## EXERCISE AIM
Count how many lines in the material below hold the word "JSON"; the reply is that number alone.

## SOURCE RECORDS
>> Start

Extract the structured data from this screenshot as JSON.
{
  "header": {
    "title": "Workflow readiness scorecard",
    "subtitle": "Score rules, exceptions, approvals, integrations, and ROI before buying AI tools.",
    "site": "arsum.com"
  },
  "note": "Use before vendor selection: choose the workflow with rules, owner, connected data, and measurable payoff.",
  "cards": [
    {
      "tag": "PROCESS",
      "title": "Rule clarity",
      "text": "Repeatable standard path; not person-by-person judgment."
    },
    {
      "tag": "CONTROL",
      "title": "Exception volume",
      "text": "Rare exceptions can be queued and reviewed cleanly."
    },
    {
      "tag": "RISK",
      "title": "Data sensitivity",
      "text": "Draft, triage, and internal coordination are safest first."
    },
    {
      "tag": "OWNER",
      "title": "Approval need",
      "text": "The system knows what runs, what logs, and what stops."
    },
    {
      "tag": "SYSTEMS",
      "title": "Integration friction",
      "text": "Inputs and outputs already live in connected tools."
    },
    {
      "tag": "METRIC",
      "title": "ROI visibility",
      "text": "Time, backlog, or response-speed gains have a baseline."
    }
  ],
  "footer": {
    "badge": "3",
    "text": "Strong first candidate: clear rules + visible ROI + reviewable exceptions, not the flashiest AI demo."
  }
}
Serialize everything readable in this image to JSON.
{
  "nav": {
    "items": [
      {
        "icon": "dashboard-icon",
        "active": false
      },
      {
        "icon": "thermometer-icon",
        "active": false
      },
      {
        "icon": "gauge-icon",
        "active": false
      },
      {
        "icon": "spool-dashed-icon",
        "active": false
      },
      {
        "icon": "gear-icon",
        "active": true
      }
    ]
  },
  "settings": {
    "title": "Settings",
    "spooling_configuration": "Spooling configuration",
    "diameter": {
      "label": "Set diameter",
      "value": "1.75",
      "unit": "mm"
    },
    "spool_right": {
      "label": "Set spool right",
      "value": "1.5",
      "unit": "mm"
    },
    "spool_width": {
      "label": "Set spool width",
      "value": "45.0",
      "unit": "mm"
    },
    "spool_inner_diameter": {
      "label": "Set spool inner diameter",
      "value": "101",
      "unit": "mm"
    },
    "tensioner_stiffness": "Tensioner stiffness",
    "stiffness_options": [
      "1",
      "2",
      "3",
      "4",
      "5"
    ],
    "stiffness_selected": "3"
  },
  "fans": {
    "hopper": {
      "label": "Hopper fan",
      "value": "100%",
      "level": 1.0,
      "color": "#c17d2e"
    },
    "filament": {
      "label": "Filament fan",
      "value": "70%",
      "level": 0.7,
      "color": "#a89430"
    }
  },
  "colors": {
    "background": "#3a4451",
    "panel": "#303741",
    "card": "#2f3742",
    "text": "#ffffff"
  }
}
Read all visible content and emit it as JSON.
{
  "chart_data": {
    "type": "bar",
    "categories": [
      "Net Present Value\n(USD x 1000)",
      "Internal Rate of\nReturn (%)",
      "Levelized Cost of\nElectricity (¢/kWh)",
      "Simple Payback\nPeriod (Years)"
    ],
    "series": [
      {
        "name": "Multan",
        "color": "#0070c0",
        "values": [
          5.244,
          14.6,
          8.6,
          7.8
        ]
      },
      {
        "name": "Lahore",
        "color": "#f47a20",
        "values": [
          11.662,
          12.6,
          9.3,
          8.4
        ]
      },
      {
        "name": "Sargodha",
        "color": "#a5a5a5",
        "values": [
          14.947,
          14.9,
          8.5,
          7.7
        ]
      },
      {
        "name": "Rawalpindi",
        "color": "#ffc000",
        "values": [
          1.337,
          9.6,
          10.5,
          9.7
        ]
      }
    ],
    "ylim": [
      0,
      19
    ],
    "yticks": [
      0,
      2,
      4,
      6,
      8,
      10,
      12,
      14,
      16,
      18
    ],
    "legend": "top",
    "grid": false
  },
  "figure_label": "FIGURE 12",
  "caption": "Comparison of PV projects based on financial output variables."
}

>> End

## RESULT OF THE EXERCISE
3